▶ [Data extract]:
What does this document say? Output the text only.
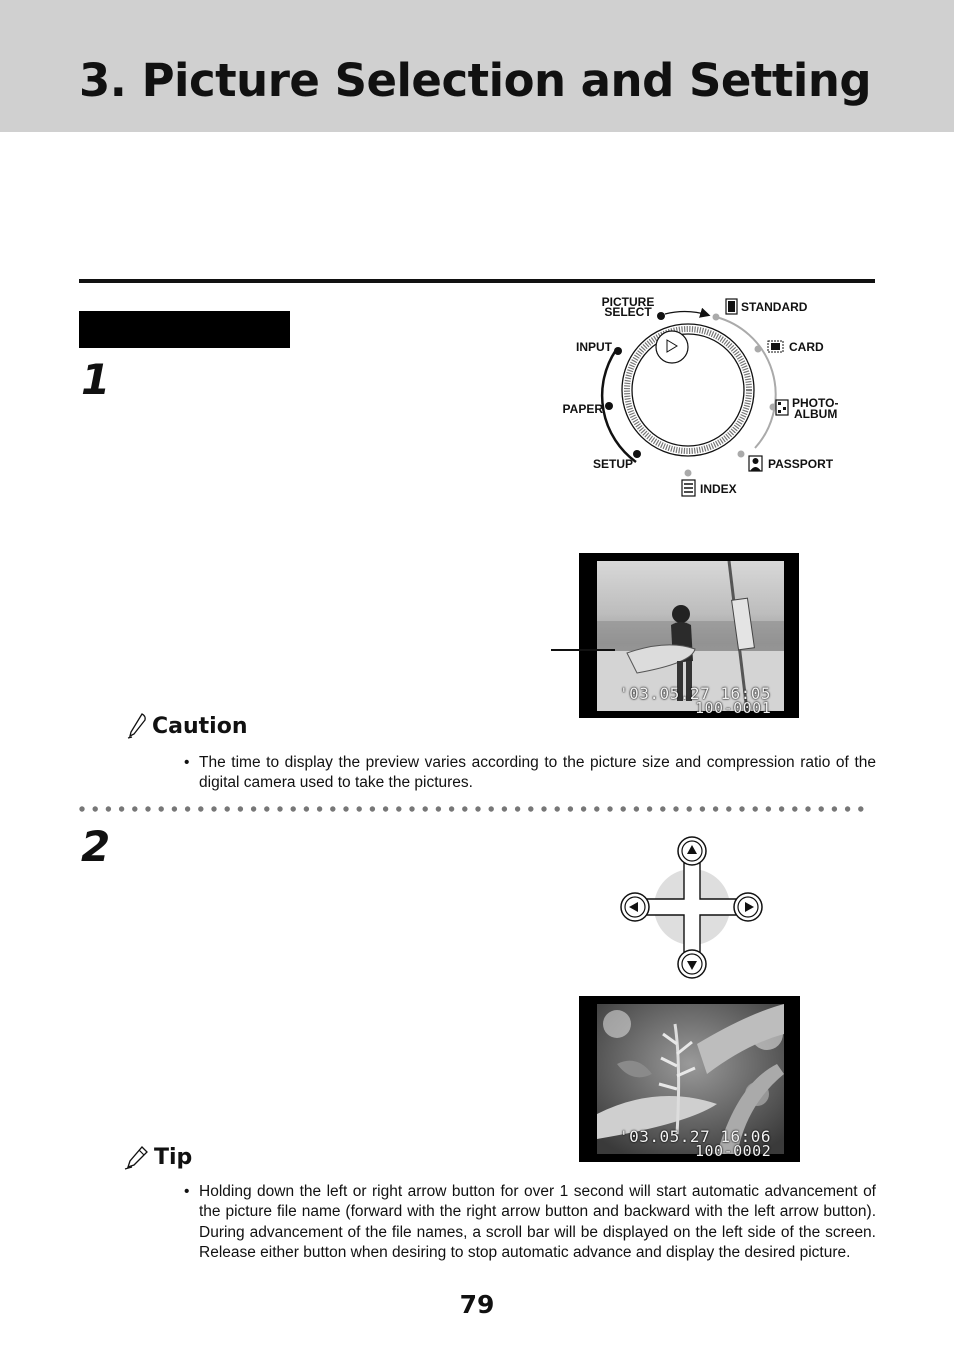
3. Picture Selection and Setting
1
PICTURE
SELECT
INPUT
PAPER
SETUP
STANDARD
CARD
PHOTO-
ALBUM
PASSPORT
INDEX
'03.05.27 16:05
100-0001
Caution
• The time to display the preview varies according to the picture size and compression ratio of the digital camera used to take the pictures.
2
'03.05.27 16:06
100-0002
Tip
• Holding down the left or right arrow button for over 1 second will start automatic advancement of the picture file name (forward with the right arrow button and backward with the left arrow button). During advancement of the file names, a scroll bar will be displayed on the left side of the screen. Release either button when desiring to stop automatic advance and display the desired picture.
79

▶ [What you will do]: Retype all of the entries exactly as written, leaving out any images.

▶ [Exercise result]:
What does this document say? Output the text only.
3. Picture Selection and Setting
1
PICTURE
SELECT
INPUT
PAPER
SETUP
STANDARD
CARD
PHOTO-
ALBUM
PASSPORT
INDEX
'03.05.27 16:05
100-0001
Caution
• The time to display the preview varies according to the picture size and compression ratio of the digital camera used to take the pictures.
2
'03.05.27 16:06
100-0002
Tip
• Holding down the left or right arrow button for over 1 second will start automatic advancement of the picture file name (forward with the right arrow button and backward with the left arrow button). During advancement of the file names, a scroll bar will be displayed on the left side of the screen. Release either button when desiring to stop automatic advance and display the desired picture.
79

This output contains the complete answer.